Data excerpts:

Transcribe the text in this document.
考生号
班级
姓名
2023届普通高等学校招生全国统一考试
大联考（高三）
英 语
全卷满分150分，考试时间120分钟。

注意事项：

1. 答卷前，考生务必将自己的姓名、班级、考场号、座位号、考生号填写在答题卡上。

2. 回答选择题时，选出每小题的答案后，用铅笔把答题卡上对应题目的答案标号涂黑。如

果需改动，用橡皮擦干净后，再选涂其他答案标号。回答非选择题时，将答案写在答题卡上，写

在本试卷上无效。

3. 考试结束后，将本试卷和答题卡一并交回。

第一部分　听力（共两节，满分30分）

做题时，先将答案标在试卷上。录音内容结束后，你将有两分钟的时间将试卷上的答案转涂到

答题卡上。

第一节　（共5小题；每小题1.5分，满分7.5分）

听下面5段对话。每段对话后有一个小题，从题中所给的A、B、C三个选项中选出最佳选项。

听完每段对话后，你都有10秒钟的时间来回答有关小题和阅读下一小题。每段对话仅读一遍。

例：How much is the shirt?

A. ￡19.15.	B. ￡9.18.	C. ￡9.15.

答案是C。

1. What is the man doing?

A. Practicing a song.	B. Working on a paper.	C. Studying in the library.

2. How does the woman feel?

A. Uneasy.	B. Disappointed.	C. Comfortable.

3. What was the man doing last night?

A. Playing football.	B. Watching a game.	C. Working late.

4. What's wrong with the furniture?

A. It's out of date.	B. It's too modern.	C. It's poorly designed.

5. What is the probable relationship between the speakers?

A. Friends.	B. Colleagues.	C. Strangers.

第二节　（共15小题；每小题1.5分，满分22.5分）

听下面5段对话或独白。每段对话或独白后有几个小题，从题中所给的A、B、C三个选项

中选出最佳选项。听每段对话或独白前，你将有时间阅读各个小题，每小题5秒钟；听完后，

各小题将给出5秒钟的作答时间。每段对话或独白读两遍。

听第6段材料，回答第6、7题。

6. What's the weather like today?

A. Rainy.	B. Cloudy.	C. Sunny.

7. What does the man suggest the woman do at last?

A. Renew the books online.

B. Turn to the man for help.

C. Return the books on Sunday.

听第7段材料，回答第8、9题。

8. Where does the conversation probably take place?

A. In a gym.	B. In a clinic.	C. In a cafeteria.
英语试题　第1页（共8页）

Task to complete: Write down all the entries again without a single difference.

Answer for the task:
Transcribe the text in this document.
考生号
班级
姓名
2023届普通高等学校招生全国统一考试
大联考（高三）
英 语
全卷满分150分，考试时间120分钟。

注意事项：

1. 答卷前，考生务必将自己的姓名、班级、考场号、座位号、考生号填写在答题卡上。

2. 回答选择题时，选出每小题的答案后，用铅笔把答题卡上对应题目的答案标号涂黑。如

果需改动，用橡皮擦干净后，再选涂其他答案标号。回答非选择题时，将答案写在答题卡上，写

在本试卷上无效。

3. 考试结束后，将本试卷和答题卡一并交回。

第一部分　听力（共两节，满分30分）

做题时，先将答案标在试卷上。录音内容结束后，你将有两分钟的时间将试卷上的答案转涂到

答题卡上。

第一节　（共5小题；每小题1.5分，满分7.5分）

听下面5段对话。每段对话后有一个小题，从题中所给的A、B、C三个选项中选出最佳选项。

听完每段对话后，你都有10秒钟的时间来回答有关小题和阅读下一小题。每段对话仅读一遍。

例：How much is the shirt?

A. ￡19.15.	B. ￡9.18.	C. ￡9.15.

答案是C。

1. What is the man doing?

A. Practicing a song.	B. Working on a paper.	C. Studying in the library.

2. How does the woman feel?

A. Uneasy.	B. Disappointed.	C. Comfortable.

3. What was the man doing last night?

A. Playing football.	B. Watching a game.	C. Working late.

4. What's wrong with the furniture?

A. It's out of date.	B. It's too modern.	C. It's poorly designed.

5. What is the probable relationship between the speakers?

A. Friends.	B. Colleagues.	C. Strangers.

第二节　（共15小题；每小题1.5分，满分22.5分）

听下面5段对话或独白。每段对话或独白后有几个小题，从题中所给的A、B、C三个选项

中选出最佳选项。听每段对话或独白前，你将有时间阅读各个小题，每小题5秒钟；听完后，

各小题将给出5秒钟的作答时间。每段对话或独白读两遍。

听第6段材料，回答第6、7题。

6. What's the weather like today?

A. Rainy.	B. Cloudy.	C. Sunny.

7. What does the man suggest the woman do at last?

A. Renew the books online.

B. Turn to the man for help.

C. Return the books on Sunday.

听第7段材料，回答第8、9题。

8. Where does the conversation probably take place?

A. In a gym.	B. In a clinic.	C. In a cafeteria.
英语试题　第1页（共8页）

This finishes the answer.